[WHAT THIS TASK INVOLVES] Return a copy of each line that holds the string "AAII".
— START OF DATASET RECORDS —
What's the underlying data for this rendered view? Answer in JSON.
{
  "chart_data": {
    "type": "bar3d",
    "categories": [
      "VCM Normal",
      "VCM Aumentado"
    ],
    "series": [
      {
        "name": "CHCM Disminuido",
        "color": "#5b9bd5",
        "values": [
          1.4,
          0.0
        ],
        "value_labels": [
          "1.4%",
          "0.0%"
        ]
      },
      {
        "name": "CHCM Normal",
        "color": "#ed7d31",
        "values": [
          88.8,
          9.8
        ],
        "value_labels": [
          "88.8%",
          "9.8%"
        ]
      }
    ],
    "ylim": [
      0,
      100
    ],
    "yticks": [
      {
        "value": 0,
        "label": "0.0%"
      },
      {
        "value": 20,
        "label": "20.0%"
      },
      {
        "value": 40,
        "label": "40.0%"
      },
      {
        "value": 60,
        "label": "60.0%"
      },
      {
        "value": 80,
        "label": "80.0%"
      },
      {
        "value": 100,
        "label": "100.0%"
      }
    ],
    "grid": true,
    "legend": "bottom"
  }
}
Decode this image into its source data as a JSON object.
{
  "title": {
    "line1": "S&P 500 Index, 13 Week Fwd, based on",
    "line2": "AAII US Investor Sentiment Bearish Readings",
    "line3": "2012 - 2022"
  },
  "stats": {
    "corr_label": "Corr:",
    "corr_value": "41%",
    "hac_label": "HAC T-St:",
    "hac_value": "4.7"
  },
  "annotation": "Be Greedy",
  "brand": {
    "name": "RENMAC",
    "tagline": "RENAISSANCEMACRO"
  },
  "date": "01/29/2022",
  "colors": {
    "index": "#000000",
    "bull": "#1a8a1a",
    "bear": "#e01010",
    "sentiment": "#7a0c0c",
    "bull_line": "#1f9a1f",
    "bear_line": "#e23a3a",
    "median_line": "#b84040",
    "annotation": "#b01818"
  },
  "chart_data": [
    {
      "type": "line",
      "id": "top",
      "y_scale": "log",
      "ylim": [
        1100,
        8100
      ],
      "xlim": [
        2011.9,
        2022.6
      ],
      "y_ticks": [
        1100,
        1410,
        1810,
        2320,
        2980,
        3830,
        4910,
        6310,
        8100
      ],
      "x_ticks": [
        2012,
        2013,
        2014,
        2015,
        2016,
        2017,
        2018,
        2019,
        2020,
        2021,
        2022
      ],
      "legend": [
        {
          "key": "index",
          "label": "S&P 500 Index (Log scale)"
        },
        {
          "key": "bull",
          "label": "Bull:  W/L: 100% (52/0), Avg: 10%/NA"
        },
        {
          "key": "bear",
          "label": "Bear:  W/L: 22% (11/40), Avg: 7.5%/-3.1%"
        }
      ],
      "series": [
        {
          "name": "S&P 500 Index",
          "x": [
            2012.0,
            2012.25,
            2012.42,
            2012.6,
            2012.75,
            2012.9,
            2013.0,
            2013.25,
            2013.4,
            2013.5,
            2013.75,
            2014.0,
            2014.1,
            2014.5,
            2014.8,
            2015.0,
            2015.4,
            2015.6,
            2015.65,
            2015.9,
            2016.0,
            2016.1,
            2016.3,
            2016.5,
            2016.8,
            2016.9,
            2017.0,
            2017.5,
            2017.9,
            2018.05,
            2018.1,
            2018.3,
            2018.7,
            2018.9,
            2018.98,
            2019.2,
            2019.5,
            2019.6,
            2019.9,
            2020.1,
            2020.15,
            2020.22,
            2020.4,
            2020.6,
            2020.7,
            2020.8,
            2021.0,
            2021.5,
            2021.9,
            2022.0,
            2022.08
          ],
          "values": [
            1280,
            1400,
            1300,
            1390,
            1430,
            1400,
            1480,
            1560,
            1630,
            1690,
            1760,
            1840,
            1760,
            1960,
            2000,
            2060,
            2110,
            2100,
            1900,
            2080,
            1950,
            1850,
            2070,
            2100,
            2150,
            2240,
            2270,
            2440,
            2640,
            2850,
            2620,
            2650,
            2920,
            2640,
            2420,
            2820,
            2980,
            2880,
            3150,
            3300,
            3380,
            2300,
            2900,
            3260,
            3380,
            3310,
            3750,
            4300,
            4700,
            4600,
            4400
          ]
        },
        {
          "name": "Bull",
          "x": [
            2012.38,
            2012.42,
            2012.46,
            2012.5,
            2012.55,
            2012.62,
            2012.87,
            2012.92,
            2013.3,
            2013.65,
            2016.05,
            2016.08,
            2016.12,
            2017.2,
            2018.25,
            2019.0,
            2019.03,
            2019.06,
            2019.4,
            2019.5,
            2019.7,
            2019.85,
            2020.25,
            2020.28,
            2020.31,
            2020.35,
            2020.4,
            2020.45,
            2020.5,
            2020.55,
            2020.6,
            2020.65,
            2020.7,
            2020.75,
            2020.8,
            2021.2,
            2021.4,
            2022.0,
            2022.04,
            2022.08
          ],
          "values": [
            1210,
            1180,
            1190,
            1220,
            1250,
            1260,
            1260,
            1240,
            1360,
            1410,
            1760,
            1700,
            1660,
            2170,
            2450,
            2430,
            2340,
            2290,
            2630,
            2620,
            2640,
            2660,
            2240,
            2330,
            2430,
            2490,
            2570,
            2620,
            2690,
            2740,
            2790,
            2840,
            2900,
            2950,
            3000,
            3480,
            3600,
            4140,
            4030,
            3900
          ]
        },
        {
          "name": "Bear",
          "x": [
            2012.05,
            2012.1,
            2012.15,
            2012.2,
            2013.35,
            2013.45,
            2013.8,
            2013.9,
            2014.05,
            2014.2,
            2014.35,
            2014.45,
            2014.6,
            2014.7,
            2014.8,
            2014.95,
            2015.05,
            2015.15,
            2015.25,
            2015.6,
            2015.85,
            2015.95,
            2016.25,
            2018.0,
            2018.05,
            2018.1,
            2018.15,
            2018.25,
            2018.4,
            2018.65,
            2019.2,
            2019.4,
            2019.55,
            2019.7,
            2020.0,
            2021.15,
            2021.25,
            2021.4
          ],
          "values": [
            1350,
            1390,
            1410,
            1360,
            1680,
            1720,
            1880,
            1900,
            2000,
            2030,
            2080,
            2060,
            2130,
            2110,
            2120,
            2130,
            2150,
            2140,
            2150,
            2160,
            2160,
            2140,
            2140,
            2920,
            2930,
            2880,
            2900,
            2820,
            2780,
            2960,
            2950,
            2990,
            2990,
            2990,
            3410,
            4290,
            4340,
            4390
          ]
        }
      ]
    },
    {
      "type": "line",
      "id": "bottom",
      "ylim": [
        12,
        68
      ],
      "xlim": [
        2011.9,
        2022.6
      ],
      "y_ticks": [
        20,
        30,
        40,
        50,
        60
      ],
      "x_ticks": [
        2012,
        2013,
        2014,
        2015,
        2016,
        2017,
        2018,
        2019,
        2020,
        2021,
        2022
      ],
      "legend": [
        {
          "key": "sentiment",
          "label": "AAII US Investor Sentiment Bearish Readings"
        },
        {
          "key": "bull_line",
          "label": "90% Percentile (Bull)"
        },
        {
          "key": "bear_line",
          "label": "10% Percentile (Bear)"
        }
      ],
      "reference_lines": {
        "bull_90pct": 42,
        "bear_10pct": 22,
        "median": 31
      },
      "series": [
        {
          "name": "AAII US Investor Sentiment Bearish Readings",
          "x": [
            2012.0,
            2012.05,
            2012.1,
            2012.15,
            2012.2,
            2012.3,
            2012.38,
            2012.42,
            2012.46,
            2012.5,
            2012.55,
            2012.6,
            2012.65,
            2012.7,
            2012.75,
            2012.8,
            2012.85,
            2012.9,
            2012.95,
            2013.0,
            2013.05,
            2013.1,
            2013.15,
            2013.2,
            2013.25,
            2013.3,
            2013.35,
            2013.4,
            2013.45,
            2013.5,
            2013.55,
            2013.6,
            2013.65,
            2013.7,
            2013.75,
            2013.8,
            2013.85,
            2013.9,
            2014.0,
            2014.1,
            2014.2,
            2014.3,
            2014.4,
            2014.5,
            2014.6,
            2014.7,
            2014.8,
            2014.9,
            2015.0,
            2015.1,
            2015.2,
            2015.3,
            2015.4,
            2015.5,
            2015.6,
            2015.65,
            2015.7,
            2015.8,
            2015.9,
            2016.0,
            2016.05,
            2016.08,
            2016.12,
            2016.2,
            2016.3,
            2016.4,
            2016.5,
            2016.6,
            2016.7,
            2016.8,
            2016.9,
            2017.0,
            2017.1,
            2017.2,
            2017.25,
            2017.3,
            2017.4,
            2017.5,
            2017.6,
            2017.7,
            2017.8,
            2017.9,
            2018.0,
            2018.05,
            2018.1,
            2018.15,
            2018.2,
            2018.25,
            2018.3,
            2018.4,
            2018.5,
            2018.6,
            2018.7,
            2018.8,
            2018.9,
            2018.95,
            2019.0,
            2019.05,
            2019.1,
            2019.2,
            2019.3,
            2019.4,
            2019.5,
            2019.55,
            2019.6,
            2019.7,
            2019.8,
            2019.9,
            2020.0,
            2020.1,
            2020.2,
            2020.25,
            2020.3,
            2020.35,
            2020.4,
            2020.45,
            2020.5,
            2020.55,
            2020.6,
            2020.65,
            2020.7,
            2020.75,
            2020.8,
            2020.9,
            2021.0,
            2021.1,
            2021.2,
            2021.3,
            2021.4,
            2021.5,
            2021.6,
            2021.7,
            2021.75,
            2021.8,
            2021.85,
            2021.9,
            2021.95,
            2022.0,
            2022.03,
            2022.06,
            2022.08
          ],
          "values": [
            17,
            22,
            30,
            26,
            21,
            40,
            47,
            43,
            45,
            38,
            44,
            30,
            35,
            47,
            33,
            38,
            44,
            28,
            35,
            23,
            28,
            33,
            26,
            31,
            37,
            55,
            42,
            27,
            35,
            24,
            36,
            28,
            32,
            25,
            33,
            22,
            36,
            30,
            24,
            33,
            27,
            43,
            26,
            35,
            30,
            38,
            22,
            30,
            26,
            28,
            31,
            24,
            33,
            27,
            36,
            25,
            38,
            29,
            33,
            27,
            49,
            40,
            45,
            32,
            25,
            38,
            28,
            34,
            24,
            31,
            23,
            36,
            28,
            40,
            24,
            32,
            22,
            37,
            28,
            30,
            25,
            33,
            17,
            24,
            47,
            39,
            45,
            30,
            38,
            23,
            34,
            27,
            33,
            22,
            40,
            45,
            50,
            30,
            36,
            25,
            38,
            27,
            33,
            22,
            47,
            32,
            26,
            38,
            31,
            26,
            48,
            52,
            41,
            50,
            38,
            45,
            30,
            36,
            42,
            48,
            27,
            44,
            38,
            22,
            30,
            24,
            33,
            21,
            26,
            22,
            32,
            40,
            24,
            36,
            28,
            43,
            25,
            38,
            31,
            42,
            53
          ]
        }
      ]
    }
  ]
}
— END OF DATASET RECORDS —
[SOLUTION FOR THIS TASK]
    "line2": "AAII US Investor Sentiment Bearish Readings",
          "label": "AAII US Investor Sentiment Bearish Readings"
          "name": "AAII US Investor Sentiment Bearish Readings",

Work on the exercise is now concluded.